start Data for this exercise
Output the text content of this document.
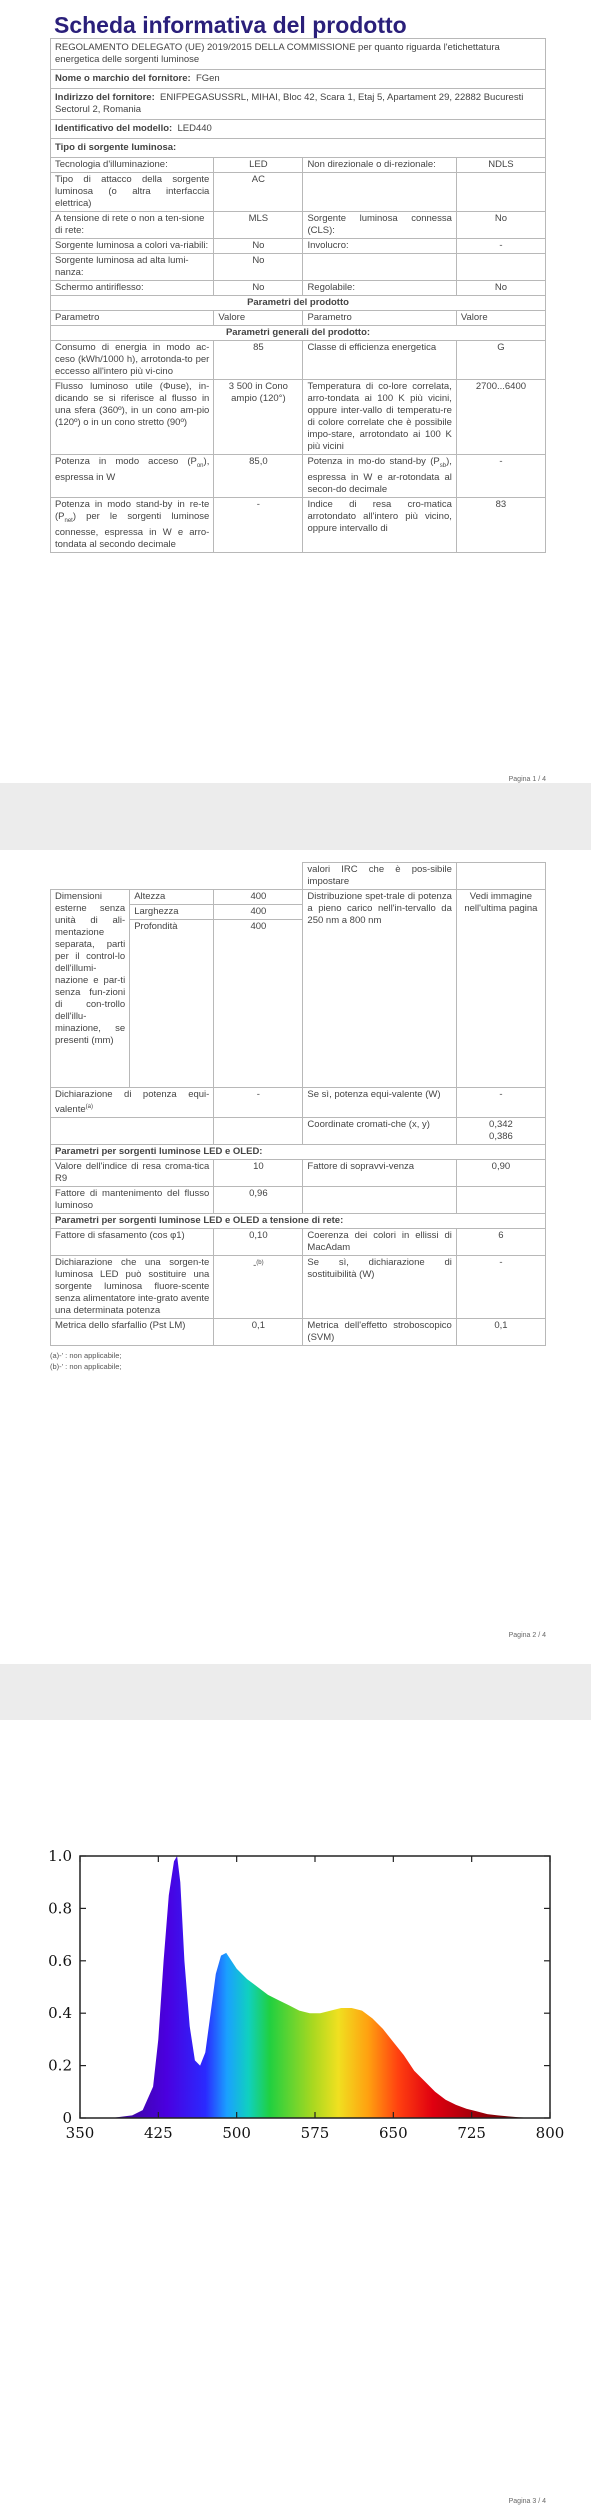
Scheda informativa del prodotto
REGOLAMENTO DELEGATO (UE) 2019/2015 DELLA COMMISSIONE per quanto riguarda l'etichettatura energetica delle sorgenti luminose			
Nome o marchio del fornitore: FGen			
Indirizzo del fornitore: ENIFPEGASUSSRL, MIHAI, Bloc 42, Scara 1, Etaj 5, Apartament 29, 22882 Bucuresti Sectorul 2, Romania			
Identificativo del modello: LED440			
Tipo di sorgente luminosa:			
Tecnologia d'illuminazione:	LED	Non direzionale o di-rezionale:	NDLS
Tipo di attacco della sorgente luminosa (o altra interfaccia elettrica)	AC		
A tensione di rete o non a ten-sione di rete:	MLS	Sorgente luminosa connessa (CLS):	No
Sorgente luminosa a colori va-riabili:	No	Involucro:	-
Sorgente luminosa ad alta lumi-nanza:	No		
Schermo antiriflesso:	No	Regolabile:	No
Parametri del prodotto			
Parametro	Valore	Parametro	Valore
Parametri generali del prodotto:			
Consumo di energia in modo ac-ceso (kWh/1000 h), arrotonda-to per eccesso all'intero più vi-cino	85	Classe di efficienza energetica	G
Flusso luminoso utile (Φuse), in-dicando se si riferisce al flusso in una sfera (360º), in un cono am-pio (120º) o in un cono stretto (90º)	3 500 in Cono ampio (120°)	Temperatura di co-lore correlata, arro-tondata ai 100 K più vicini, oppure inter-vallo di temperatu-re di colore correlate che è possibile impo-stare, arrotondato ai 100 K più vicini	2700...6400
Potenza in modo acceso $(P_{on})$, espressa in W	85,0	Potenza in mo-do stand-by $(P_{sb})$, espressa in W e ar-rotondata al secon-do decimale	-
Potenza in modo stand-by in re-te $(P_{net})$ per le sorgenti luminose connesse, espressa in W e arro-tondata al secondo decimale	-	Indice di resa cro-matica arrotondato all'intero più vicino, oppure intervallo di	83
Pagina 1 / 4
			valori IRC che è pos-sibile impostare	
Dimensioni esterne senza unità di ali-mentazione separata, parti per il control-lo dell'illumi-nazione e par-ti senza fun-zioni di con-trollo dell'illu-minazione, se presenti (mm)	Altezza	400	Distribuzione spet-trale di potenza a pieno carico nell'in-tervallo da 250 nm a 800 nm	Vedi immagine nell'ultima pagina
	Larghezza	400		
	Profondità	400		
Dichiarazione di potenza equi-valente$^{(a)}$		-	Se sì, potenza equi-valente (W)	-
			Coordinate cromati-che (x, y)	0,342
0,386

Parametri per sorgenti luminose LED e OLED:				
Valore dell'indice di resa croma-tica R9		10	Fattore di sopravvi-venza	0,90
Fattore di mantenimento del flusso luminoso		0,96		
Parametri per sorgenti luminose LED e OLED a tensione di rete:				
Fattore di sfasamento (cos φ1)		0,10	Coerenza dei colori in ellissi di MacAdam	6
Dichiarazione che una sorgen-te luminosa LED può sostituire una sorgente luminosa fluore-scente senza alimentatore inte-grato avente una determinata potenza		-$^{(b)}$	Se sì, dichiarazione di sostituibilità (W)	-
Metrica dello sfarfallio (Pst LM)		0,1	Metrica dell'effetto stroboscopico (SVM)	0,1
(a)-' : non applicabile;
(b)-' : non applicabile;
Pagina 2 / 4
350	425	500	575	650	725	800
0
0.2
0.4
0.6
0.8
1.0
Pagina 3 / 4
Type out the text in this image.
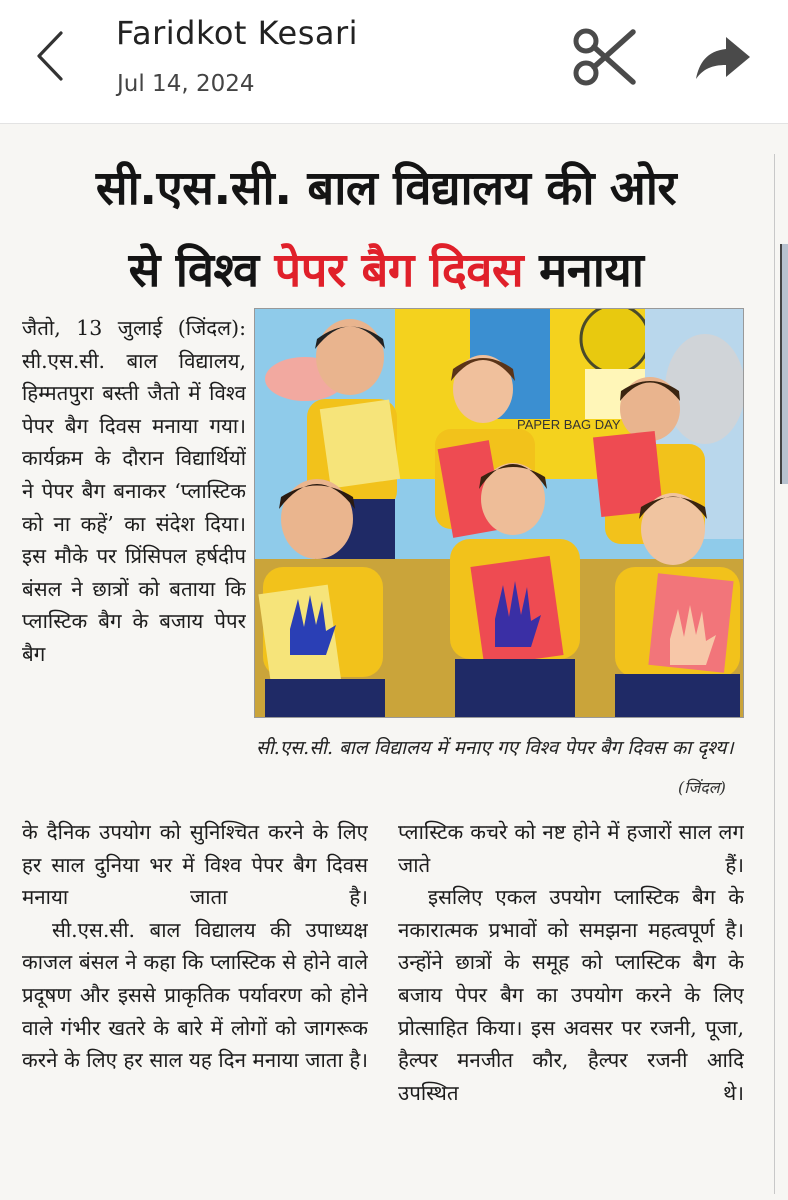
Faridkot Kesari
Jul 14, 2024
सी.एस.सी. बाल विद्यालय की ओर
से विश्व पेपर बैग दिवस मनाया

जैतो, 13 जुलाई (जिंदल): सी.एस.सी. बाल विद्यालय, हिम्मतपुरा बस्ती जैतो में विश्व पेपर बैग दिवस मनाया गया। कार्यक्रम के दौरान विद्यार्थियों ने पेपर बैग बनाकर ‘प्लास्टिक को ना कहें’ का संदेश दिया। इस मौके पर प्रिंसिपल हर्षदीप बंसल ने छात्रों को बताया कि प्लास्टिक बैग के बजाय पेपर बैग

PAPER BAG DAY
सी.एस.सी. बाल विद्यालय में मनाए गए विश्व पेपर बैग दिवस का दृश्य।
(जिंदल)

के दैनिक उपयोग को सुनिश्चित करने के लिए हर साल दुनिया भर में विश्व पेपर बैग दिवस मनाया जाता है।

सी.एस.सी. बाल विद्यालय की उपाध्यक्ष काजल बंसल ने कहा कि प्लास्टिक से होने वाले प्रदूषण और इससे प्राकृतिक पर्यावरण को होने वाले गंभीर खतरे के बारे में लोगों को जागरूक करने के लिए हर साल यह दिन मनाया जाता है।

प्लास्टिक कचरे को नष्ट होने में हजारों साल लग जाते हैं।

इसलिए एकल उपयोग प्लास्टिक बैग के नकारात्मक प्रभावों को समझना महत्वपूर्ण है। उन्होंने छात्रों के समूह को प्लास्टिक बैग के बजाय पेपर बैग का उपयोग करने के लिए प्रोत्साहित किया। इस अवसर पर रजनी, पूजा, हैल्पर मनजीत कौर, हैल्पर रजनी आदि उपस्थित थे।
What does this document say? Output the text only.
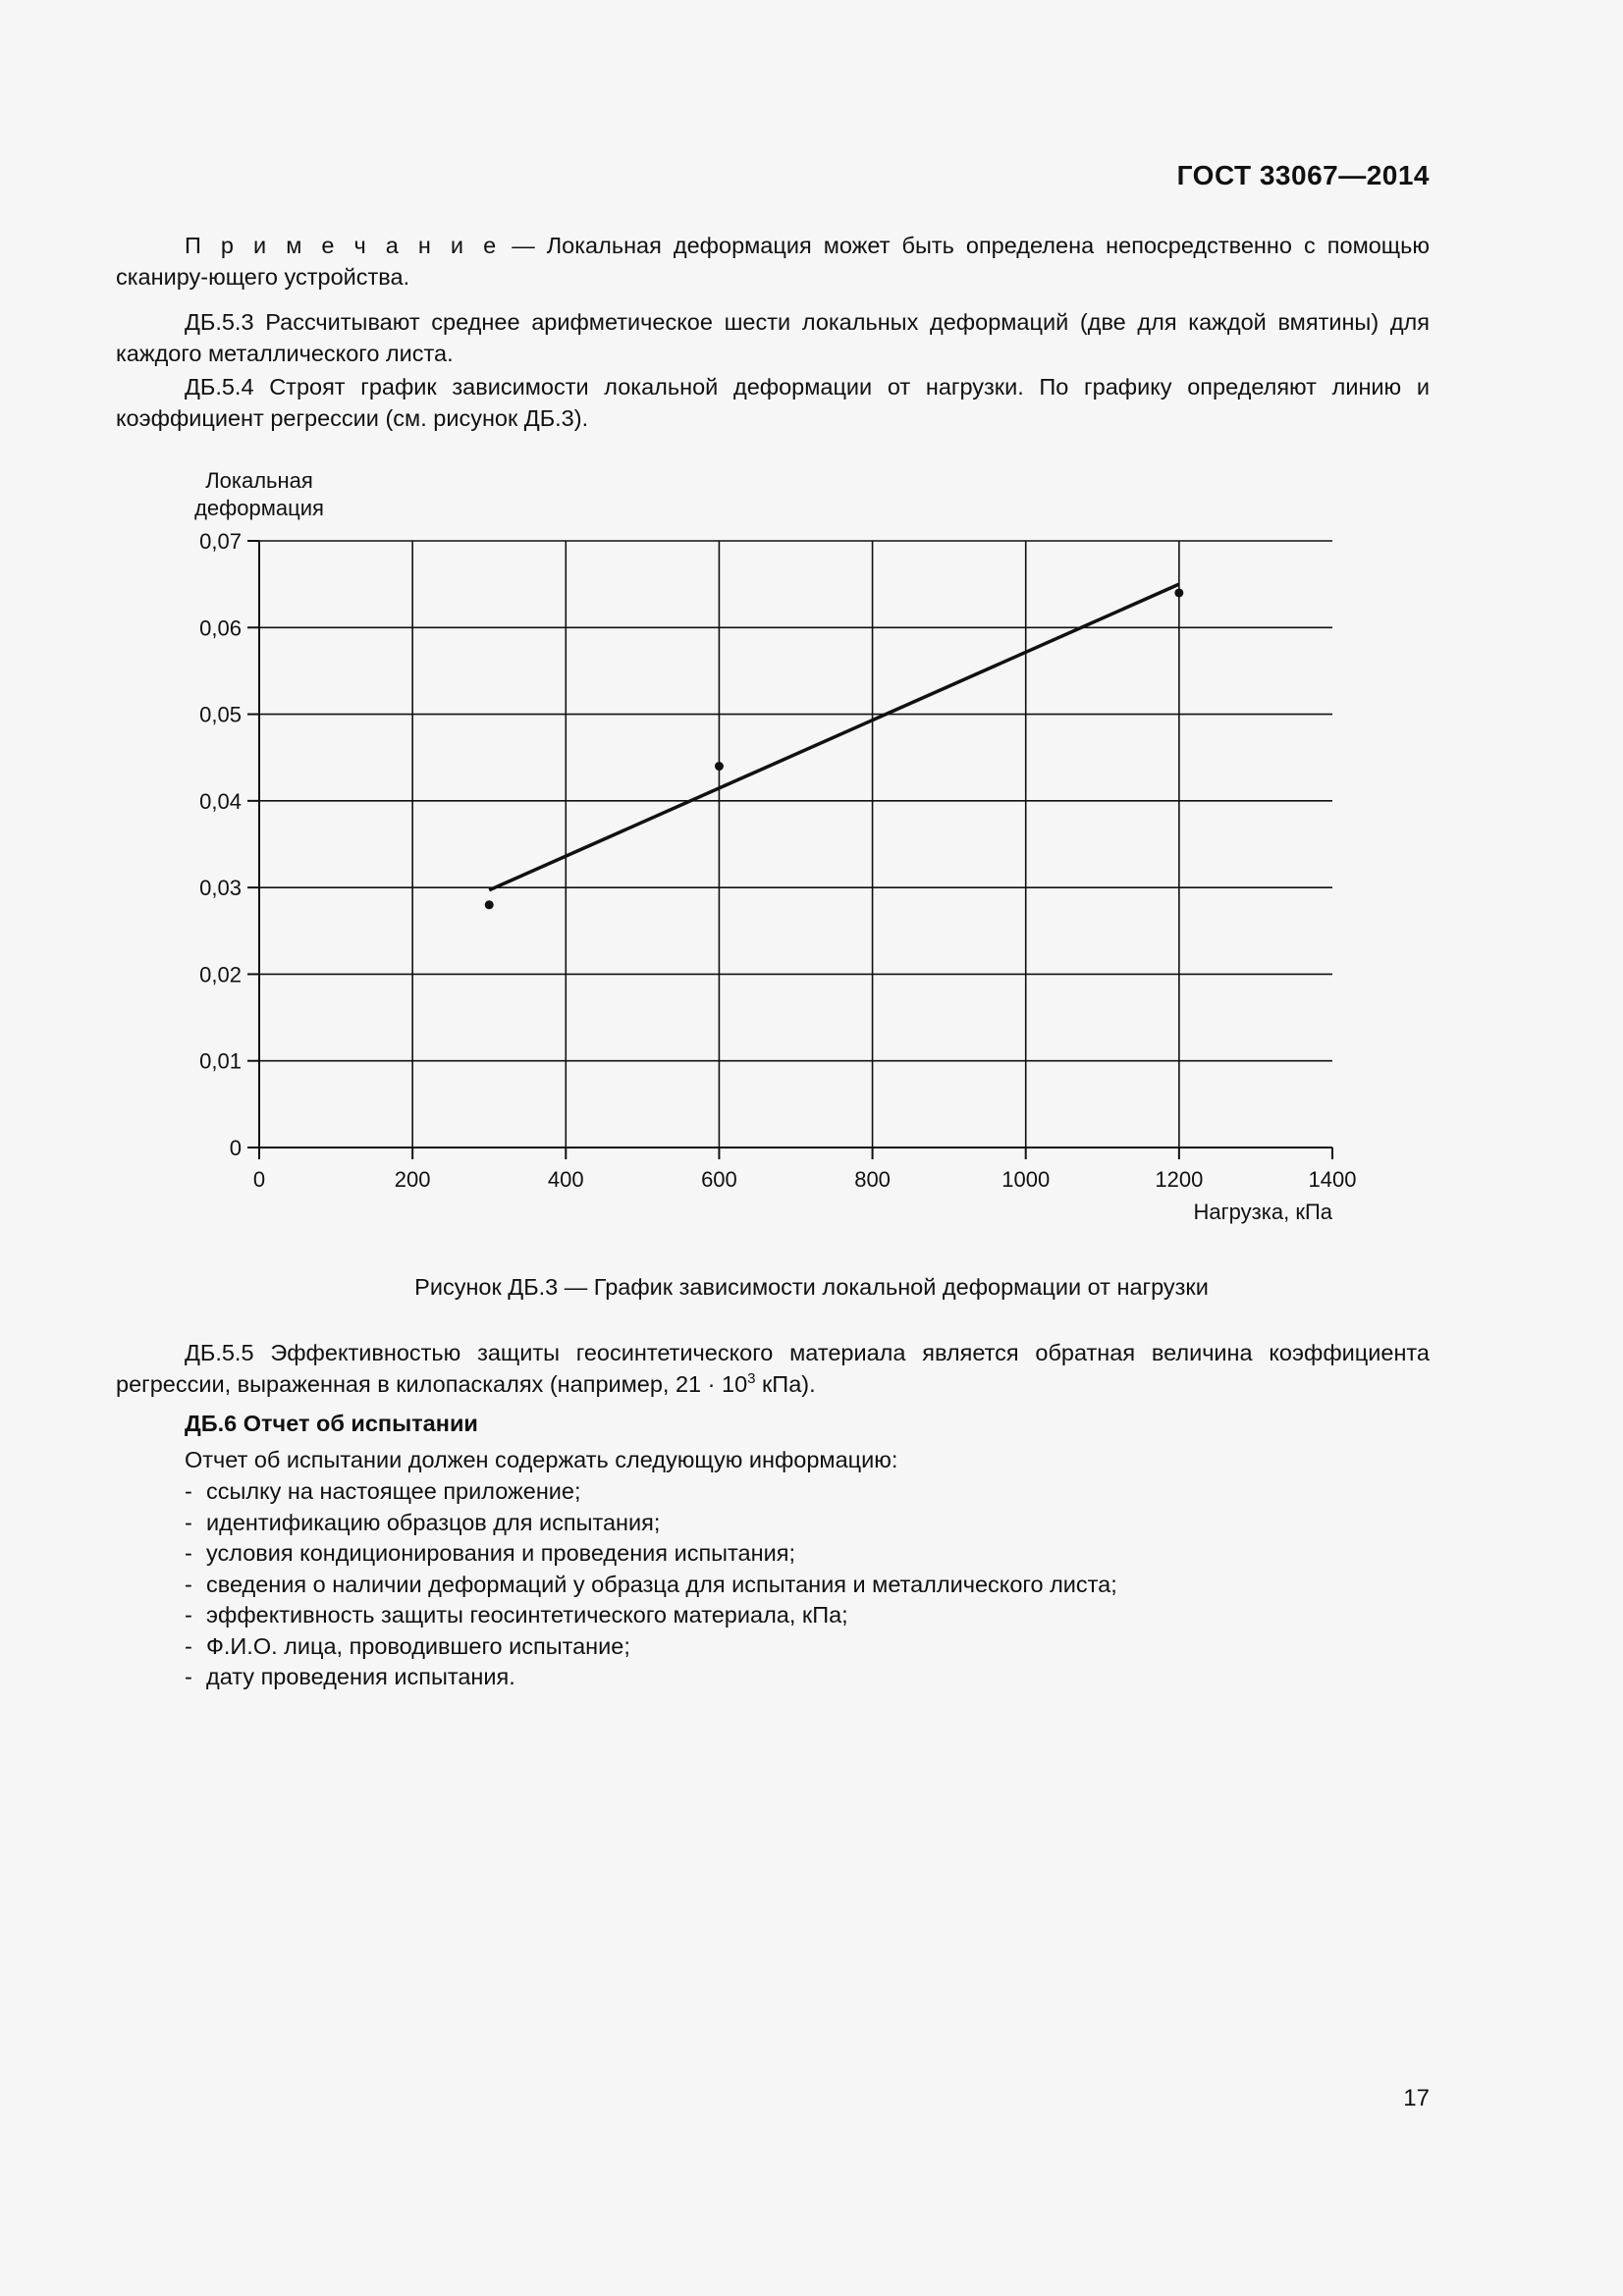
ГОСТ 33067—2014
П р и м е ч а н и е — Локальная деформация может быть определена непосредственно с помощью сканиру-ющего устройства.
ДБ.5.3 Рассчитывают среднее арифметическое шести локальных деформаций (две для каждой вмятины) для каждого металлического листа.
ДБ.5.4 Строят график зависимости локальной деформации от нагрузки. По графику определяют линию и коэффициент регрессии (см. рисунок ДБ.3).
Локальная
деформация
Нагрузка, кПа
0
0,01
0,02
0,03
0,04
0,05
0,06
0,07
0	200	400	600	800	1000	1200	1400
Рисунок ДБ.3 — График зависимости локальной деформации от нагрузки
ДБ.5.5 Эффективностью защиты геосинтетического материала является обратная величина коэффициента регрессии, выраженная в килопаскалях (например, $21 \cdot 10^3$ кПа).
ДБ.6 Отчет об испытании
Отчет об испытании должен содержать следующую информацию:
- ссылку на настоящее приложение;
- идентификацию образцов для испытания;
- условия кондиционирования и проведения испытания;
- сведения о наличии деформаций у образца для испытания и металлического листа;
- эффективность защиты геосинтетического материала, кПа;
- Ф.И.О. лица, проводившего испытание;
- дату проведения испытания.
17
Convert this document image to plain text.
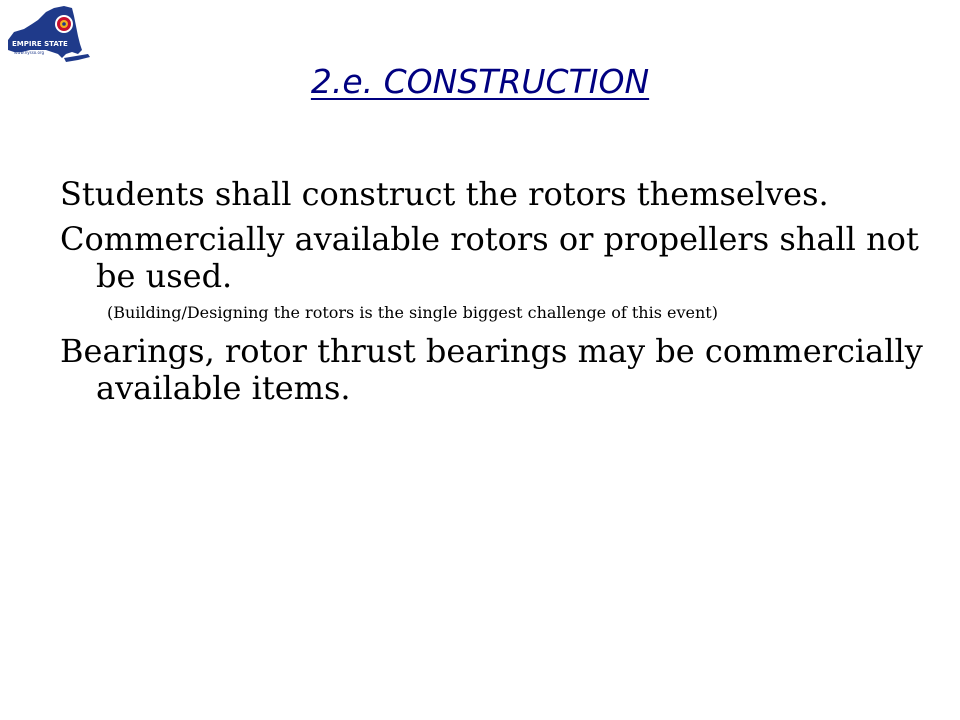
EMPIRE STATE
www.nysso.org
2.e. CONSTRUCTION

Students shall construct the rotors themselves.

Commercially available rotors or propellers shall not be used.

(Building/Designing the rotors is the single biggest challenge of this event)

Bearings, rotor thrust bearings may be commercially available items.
end Data for this exercise
Exercise details ▸ Repeat exactly the lines above, from the line containing "Convert this document image to plain text." through the last line of the records, inclusive; omit any pictures.

Worked answer ▸
Convert this document image to plain text.
EMPIRE STATE
www.nysso.org
2.e. CONSTRUCTION

Students shall construct the rotors themselves.

Commercially available rotors or propellers shall not be used.

(Building/Designing the rotors is the single biggest challenge of this event)

Bearings, rotor thrust bearings may be commercially available items.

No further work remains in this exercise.